◆ SHORT EXERCISE
Please write the listing below out again exactly, leaving every picture behind.

[A run of records]

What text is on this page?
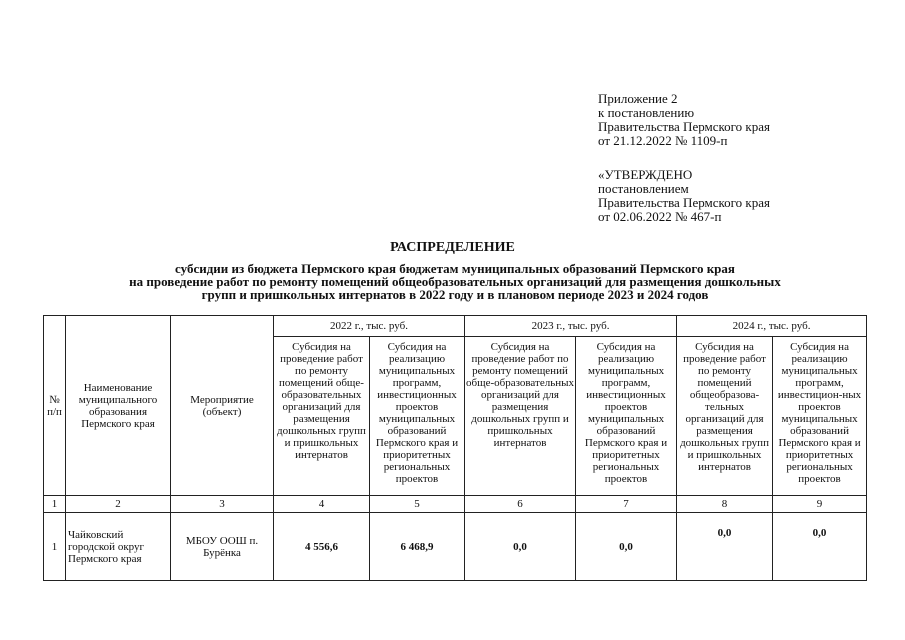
Приложение 2
к постановлению
Правительства Пермского края
от 21.12.2022 № 1109-п
«УТВЕРЖДЕНО
постановлением
Правительства Пермского края
от 02.06.2022 № 467-п
РАСПРЕДЕЛЕНИЕ
субсидии из бюджета Пермского края бюджетам муниципальных образований Пермского края
на проведение работ по ремонту помещений общеобразовательных организаций для размещения дошкольных
групп и пришкольных интернатов в 2022 году и в плановом периоде 2023 и 2024 годов
№ п/п	Наименование муниципального образования Пермского края	Мероприятие (объект)	2022 г., тыс. руб.		2023 г., тыс. руб.		2024 г., тыс. руб.	
			Субсидия на проведение работ по ремонту помещений обще-образовательных организаций для размещения дошкольных групп и пришкольных интернатов	Субсидия на реализацию муниципальных программ, инвестиционных проектов муниципальных образований Пермского края и приоритетных региональных проектов	Субсидия на проведение работ по ремонту помещений обще-образовательных организаций для размещения дошкольных групп и пришкольных интернатов	Субсидия на реализацию муниципальных программ, инвестиционных проектов муниципальных образований Пермского края и приоритетных региональных проектов	Субсидия на проведение работ по ремонту помещений общеобразова-тельных организаций для размещения дошкольных групп и пришкольных интернатов	Субсидия на реализацию муниципальных программ, инвестицион-ных проектов муниципальных образований Пермского края и приоритетных региональных проектов
1	2	3	4	5	6	7	8	9
1	Чайковский городской округ Пермского края	МБОУ ООШ п. Бурёнка	4 556,6	6 468,9	0,0	0,0	0,0	0,0
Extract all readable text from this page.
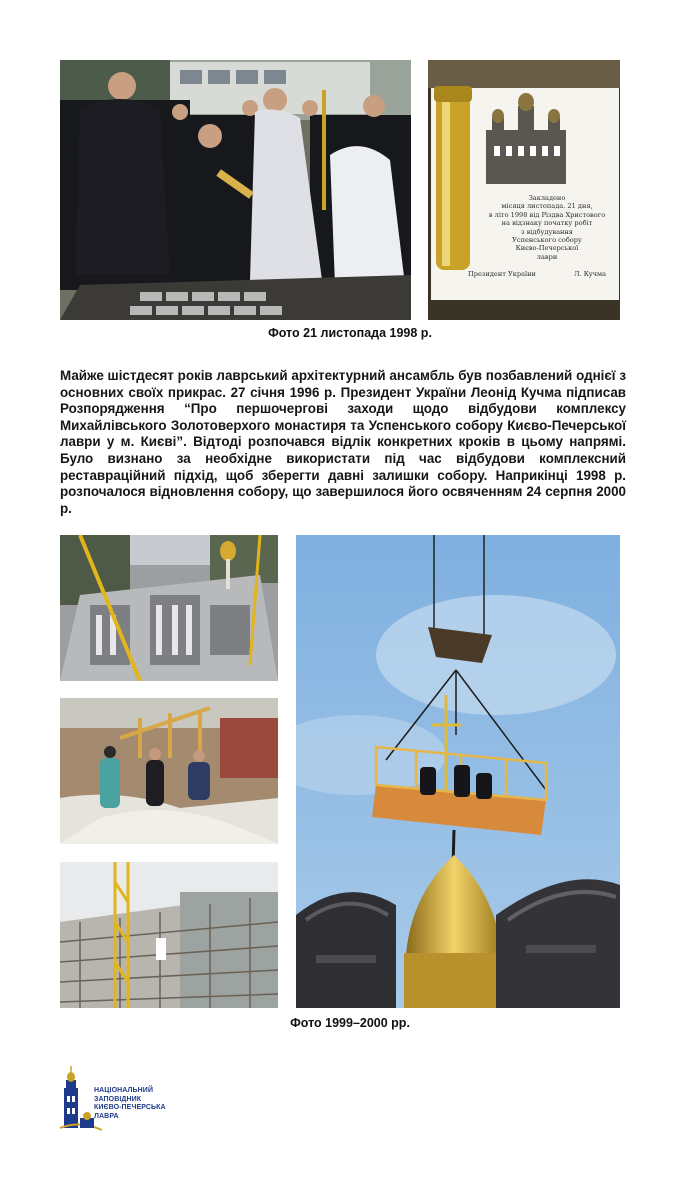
Закладено
місяця листопада. 21 дня,
в літо 1998 від Різдва Христового
на відзнаку початку робіт
з відбудування
Успенського собору
Києво-Печерської
лаври
Президент України	Л. Кучма
Фото 21 листопада 1998 р.

Майже шістдесят років лаврський архітектурний ансамбль був позбавлений однієї з основних своїх прикрас. 27 січня 1996 р. Президент України Леонід Кучма підписав Розпорядження “Про першочергові заходи щодо відбудови комплексу Михайлівського Золотоверхого монастиря та Успенського собору Києво-Печерської лаври у м. Києві”. Відтоді розпочався відлік конкретних кроків в цьому напрямі. Було визнано за необхідне використати під час відбудови комплексний реставраційний підхід, щоб зберегти давні залишки собору. Наприкінці 1998 р. розпочалося відновлення собору, що завершилося його освяченням 24 серпня 2000 р.

Фото 1999–2000 рр.
НАЦІОНАЛЬНИЙ
ЗАПОВІДНИК
КИЄВО-ПЕЧЕРСЬКА
ЛАВРА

◆ ANSWER TO THIS TASK
What text is on this page?
Приложение 2
к постановлению
Правительства Пермского края
от 21.12.2022 № 1109-п
«УТВЕРЖДЕНО
постановлением
Правительства Пермского края
от 02.06.2022 № 467-п
РАСПРЕДЕЛЕНИЕ
субсидии из бюджета Пермского края бюджетам муниципальных образований Пермского края
на проведение работ по ремонту помещений общеобразовательных организаций для размещения дошкольных
групп и пришкольных интернатов в 2022 году и в плановом периоде 2023 и 2024 годов
№ п/п	Наименование муниципального образования Пермского края	Мероприятие (объект)	2022 г., тыс. руб.		2023 г., тыс. руб.		2024 г., тыс. руб.	
			Субсидия на проведение работ по ремонту помещений обще-образовательных организаций для размещения дошкольных групп и пришкольных интернатов	Субсидия на реализацию муниципальных программ, инвестиционных проектов муниципальных образований Пермского края и приоритетных региональных проектов	Субсидия на проведение работ по ремонту помещений обще-образовательных организаций для размещения дошкольных групп и пришкольных интернатов	Субсидия на реализацию муниципальных программ, инвестиционных проектов муниципальных образований Пермского края и приоритетных региональных проектов	Субсидия на проведение работ по ремонту помещений общеобразова-тельных организаций для размещения дошкольных групп и пришкольных интернатов	Субсидия на реализацию муниципальных программ, инвестицион-ных проектов муниципальных образований Пермского края и приоритетных региональных проектов
1	2	3	4	5	6	7	8	9
1	Чайковский городской округ Пермского края	МБОУ ООШ п. Бурёнка	4 556,6	6 468,9	0,0	0,0	0,0	0,0
Extract all readable text from this page.
Закладено
місяця листопада. 21 дня,
в літо 1998 від Різдва Христового
на відзнаку початку робіт
з відбудування
Успенського собору
Києво-Печерської
лаври
Президент України	Л. Кучма
Фото 21 листопада 1998 р.

Майже шістдесят років лаврський архітектурний ансамбль був позбавлений однієї з основних своїх прикрас. 27 січня 1996 р. Президент України Леонід Кучма підписав Розпорядження “Про першочергові заходи щодо відбудови комплексу Михайлівського Золотоверхого монастиря та Успенського собору Києво-Печерської лаври у м. Києві”. Відтоді розпочався відлік конкретних кроків в цьому напрямі. Було визнано за необхідне використати під час відбудови комплексний реставраційний підхід, щоб зберегти давні залишки собору. Наприкінці 1998 р. розпочалося відновлення собору, що завершилося його освяченням 24 серпня 2000 р.

Фото 1999–2000 рр.
НАЦІОНАЛЬНИЙ
ЗАПОВІДНИК
КИЄВО-ПЕЧЕРСЬКА
ЛАВРА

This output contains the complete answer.